## Data for the task
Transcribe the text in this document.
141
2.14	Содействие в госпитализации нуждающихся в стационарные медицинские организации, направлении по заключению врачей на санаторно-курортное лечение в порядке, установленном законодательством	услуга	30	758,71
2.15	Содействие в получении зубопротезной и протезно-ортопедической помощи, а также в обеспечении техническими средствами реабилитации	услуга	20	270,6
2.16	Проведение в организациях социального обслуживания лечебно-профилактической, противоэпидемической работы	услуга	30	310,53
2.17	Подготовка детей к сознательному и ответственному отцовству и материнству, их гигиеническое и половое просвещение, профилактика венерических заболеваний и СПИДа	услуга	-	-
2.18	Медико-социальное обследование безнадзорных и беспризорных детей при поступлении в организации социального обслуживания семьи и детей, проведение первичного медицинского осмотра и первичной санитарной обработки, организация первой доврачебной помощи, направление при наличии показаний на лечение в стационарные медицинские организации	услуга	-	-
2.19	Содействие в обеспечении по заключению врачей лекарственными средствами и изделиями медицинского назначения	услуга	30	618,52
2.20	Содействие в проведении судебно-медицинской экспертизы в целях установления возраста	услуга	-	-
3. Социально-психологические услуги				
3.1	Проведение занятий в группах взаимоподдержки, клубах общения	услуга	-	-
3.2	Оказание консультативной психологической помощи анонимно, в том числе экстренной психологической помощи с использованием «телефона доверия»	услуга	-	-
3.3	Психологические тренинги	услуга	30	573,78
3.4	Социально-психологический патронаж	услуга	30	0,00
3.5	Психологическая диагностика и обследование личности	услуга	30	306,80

## Directions for this task
Your task is to collect every line above that contains the word "обеспечении".

## Correct result
2.15	Содействие в получении зубопротезной и протезно-ортопедической помощи, а также в обеспечении техническими средствами реабилитации	услуга	20	270,6
2.19	Содействие в обеспечении по заключению врачей лекарственными средствами и изделиями медицинского назначения	услуга	30	618,52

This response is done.